## WORK INSTRUCTIONS
The records are to be restated in their entirety, word for word.

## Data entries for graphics
━━━━━━━━

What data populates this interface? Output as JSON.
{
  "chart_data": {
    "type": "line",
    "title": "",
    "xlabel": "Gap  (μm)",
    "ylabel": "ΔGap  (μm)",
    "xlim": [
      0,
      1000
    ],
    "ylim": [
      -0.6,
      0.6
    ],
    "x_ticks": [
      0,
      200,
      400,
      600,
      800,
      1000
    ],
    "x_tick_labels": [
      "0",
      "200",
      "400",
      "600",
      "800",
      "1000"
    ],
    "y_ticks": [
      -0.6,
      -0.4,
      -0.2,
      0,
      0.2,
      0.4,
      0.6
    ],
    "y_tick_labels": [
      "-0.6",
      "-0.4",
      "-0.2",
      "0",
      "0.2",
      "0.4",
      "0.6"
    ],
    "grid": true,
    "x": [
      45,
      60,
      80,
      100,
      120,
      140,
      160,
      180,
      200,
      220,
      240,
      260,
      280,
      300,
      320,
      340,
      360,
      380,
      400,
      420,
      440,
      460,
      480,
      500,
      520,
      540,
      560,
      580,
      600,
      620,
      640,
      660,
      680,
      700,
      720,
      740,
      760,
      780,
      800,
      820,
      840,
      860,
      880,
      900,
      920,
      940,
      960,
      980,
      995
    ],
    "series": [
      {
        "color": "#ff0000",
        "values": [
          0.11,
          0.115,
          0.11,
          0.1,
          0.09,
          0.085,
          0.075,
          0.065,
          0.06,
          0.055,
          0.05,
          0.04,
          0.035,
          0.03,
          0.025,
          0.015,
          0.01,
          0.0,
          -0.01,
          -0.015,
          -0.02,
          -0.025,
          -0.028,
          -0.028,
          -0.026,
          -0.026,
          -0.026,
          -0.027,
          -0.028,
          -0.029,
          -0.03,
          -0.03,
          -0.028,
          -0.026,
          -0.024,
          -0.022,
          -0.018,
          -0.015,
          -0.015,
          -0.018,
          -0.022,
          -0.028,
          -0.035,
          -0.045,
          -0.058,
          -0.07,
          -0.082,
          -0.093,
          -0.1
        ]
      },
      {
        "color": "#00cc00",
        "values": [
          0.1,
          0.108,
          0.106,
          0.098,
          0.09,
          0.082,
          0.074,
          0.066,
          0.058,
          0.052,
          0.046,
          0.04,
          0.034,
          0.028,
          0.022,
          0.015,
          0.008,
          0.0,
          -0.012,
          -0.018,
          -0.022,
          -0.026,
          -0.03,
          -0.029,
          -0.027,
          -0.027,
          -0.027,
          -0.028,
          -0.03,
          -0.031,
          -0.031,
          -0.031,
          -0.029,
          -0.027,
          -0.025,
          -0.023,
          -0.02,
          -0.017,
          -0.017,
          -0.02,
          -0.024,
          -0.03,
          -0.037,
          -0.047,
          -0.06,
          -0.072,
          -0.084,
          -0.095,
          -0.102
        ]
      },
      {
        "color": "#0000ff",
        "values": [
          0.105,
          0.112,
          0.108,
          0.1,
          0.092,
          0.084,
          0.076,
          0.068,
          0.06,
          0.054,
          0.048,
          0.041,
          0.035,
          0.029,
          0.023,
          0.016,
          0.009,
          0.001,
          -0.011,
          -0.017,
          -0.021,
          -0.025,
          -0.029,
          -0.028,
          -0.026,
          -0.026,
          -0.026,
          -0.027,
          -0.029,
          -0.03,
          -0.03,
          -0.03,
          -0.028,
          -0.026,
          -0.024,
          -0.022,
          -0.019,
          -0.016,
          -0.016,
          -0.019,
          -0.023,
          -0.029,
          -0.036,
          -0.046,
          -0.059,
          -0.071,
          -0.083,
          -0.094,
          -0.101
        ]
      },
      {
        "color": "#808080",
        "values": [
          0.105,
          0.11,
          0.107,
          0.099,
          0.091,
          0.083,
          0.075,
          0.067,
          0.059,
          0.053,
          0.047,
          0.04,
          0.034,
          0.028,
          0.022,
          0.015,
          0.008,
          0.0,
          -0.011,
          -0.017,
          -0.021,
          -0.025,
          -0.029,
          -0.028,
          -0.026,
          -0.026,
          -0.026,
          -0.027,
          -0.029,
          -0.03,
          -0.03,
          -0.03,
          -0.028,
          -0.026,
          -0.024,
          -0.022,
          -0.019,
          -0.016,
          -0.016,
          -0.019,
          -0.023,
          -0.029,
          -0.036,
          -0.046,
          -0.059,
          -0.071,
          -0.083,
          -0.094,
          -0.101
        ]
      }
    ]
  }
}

━━━━━━━━

## WRITTEN SOLUTION
What data populates this interface? Output as JSON.
{
  "chart_data": {
    "type": "line",
    "title": "",
    "xlabel": "Gap  (μm)",
    "ylabel": "ΔGap  (μm)",
    "xlim": [
      0,
      1000
    ],
    "ylim": [
      -0.6,
      0.6
    ],
    "x_ticks": [
      0,
      200,
      400,
      600,
      800,
      1000
    ],
    "x_tick_labels": [
      "0",
      "200",
      "400",
      "600",
      "800",
      "1000"
    ],
    "y_ticks": [
      -0.6,
      -0.4,
      -0.2,
      0,
      0.2,
      0.4,
      0.6
    ],
    "y_tick_labels": [
      "-0.6",
      "-0.4",
      "-0.2",
      "0",
      "0.2",
      "0.4",
      "0.6"
    ],
    "grid": true,
    "x": [
      45,
      60,
      80,
      100,
      120,
      140,
      160,
      180,
      200,
      220,
      240,
      260,
      280,
      300,
      320,
      340,
      360,
      380,
      400,
      420,
      440,
      460,
      480,
      500,
      520,
      540,
      560,
      580,
      600,
      620,
      640,
      660,
      680,
      700,
      720,
      740,
      760,
      780,
      800,
      820,
      840,
      860,
      880,
      900,
      920,
      940,
      960,
      980,
      995
    ],
    "series": [
      {
        "color": "#ff0000",
        "values": [
          0.11,
          0.115,
          0.11,
          0.1,
          0.09,
          0.085,
          0.075,
          0.065,
          0.06,
          0.055,
          0.05,
          0.04,
          0.035,
          0.03,
          0.025,
          0.015,
          0.01,
          0.0,
          -0.01,
          -0.015,
          -0.02,
          -0.025,
          -0.028,
          -0.028,
          -0.026,
          -0.026,
          -0.026,
          -0.027,
          -0.028,
          -0.029,
          -0.03,
          -0.03,
          -0.028,
          -0.026,
          -0.024,
          -0.022,
          -0.018,
          -0.015,
          -0.015,
          -0.018,
          -0.022,
          -0.028,
          -0.035,
          -0.045,
          -0.058,
          -0.07,
          -0.082,
          -0.093,
          -0.1
        ]
      },
      {
        "color": "#00cc00",
        "values": [
          0.1,
          0.108,
          0.106,
          0.098,
          0.09,
          0.082,
          0.074,
          0.066,
          0.058,
          0.052,
          0.046,
          0.04,
          0.034,
          0.028,
          0.022,
          0.015,
          0.008,
          0.0,
          -0.012,
          -0.018,
          -0.022,
          -0.026,
          -0.03,
          -0.029,
          -0.027,
          -0.027,
          -0.027,
          -0.028,
          -0.03,
          -0.031,
          -0.031,
          -0.031,
          -0.029,
          -0.027,
          -0.025,
          -0.023,
          -0.02,
          -0.017,
          -0.017,
          -0.02,
          -0.024,
          -0.03,
          -0.037,
          -0.047,
          -0.06,
          -0.072,
          -0.084,
          -0.095,
          -0.102
        ]
      },
      {
        "color": "#0000ff",
        "values": [
          0.105,
          0.112,
          0.108,
          0.1,
          0.092,
          0.084,
          0.076,
          0.068,
          0.06,
          0.054,
          0.048,
          0.041,
          0.035,
          0.029,
          0.023,
          0.016,
          0.009,
          0.001,
          -0.011,
          -0.017,
          -0.021,
          -0.025,
          -0.029,
          -0.028,
          -0.026,
          -0.026,
          -0.026,
          -0.027,
          -0.029,
          -0.03,
          -0.03,
          -0.03,
          -0.028,
          -0.026,
          -0.024,
          -0.022,
          -0.019,
          -0.016,
          -0.016,
          -0.019,
          -0.023,
          -0.029,
          -0.036,
          -0.046,
          -0.059,
          -0.071,
          -0.083,
          -0.094,
          -0.101
        ]
      },
      {
        "color": "#808080",
        "values": [
          0.105,
          0.11,
          0.107,
          0.099,
          0.091,
          0.083,
          0.075,
          0.067,
          0.059,
          0.053,
          0.047,
          0.04,
          0.034,
          0.028,
          0.022,
          0.015,
          0.008,
          0.0,
          -0.011,
          -0.017,
          -0.021,
          -0.025,
          -0.029,
          -0.028,
          -0.026,
          -0.026,
          -0.026,
          -0.027,
          -0.029,
          -0.03,
          -0.03,
          -0.03,
          -0.028,
          -0.026,
          -0.024,
          -0.022,
          -0.019,
          -0.016,
          -0.016,
          -0.019,
          -0.023,
          -0.029,
          -0.036,
          -0.046,
          -0.059,
          -0.071,
          -0.083,
          -0.094,
          -0.101
        ]
      }
    ]
  }
}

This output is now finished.